» Written problem:
Images are not part of the copy; write out the rest of the data exactly as given.

» Supplied material:

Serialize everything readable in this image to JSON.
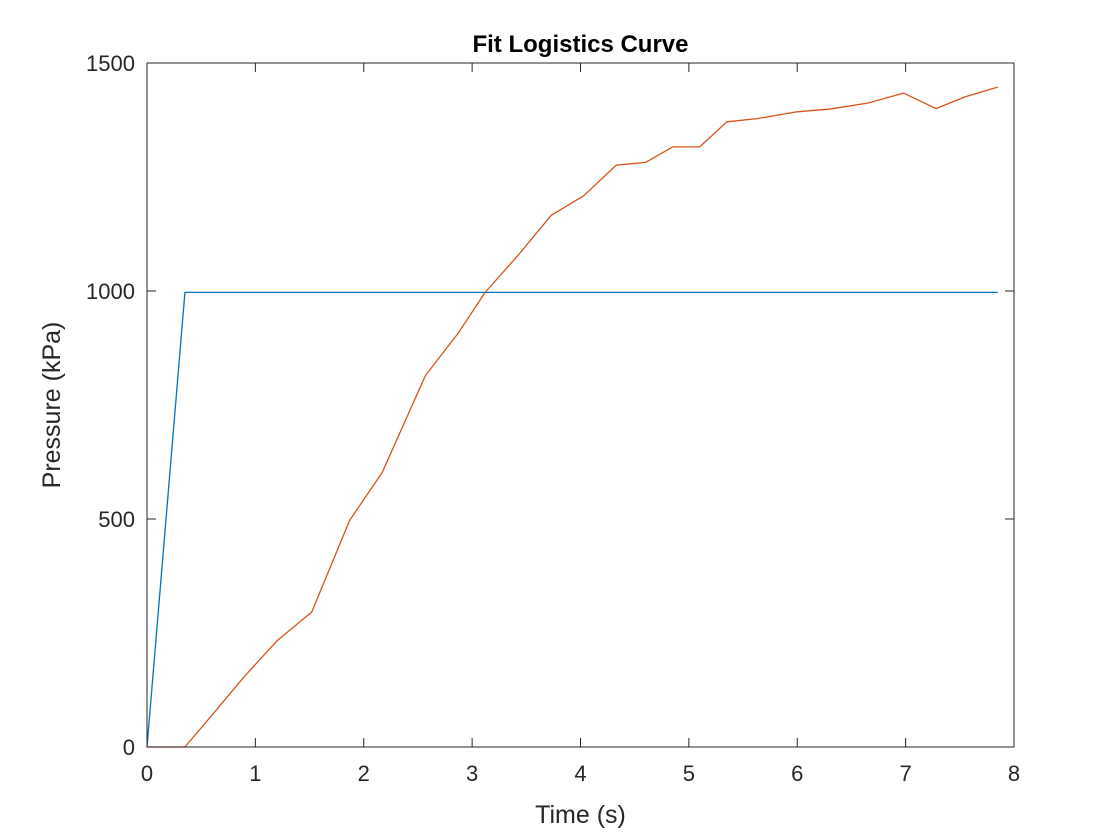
{
  "chart_data": {
    "type": "line",
    "title": "Fit Logistics Curve",
    "xlabel": "Time (s)",
    "ylabel": "Pressure (kPa)",
    "xlim": [
      0,
      8
    ],
    "ylim": [
      0,
      1500
    ],
    "xticks": [
      "0",
      "1",
      "2",
      "3",
      "4",
      "5",
      "6",
      "7",
      "8"
    ],
    "yticks": [
      "0",
      "500",
      "1000",
      "1500"
    ],
    "grid": false,
    "box": true,
    "series": [
      {
        "color": "#0072BD",
        "x": [
          0,
          0.35,
          7.85
        ],
        "y": [
          0,
          997,
          997
        ]
      },
      {
        "color": "#D95319",
        "x": [
          0,
          0.35,
          0.6,
          0.9,
          1.2,
          1.52,
          1.87,
          2.17,
          2.57,
          2.87,
          3.12,
          3.43,
          3.73,
          4.03,
          4.33,
          4.6,
          4.85,
          5.1,
          5.35,
          5.63,
          6.0,
          6.3,
          6.65,
          6.98,
          7.28,
          7.55,
          7.85
        ],
        "y": [
          0,
          0,
          70,
          155,
          233,
          296,
          497,
          602,
          815,
          907,
          997,
          1080,
          1166,
          1209,
          1276,
          1282,
          1316,
          1316,
          1371,
          1378,
          1393,
          1399,
          1412,
          1434,
          1400,
          1426,
          1447
        ]
      }
    ]
  }
}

» Result for this exercise:
Serialize everything readable in this image to JSON.
{
  "chart_data": {
    "type": "line",
    "title": "Fit Logistics Curve",
    "xlabel": "Time (s)",
    "ylabel": "Pressure (kPa)",
    "xlim": [
      0,
      8
    ],
    "ylim": [
      0,
      1500
    ],
    "xticks": [
      "0",
      "1",
      "2",
      "3",
      "4",
      "5",
      "6",
      "7",
      "8"
    ],
    "yticks": [
      "0",
      "500",
      "1000",
      "1500"
    ],
    "grid": false,
    "box": true,
    "series": [
      {
        "color": "#0072BD",
        "x": [
          0,
          0.35,
          7.85
        ],
        "y": [
          0,
          997,
          997
        ]
      },
      {
        "color": "#D95319",
        "x": [
          0,
          0.35,
          0.6,
          0.9,
          1.2,
          1.52,
          1.87,
          2.17,
          2.57,
          2.87,
          3.12,
          3.43,
          3.73,
          4.03,
          4.33,
          4.6,
          4.85,
          5.1,
          5.35,
          5.63,
          6.0,
          6.3,
          6.65,
          6.98,
          7.28,
          7.55,
          7.85
        ],
        "y": [
          0,
          0,
          70,
          155,
          233,
          296,
          497,
          602,
          815,
          907,
          997,
          1080,
          1166,
          1209,
          1276,
          1282,
          1316,
          1316,
          1371,
          1378,
          1393,
          1399,
          1412,
          1434,
          1400,
          1426,
          1447
        ]
      }
    ]
  }
}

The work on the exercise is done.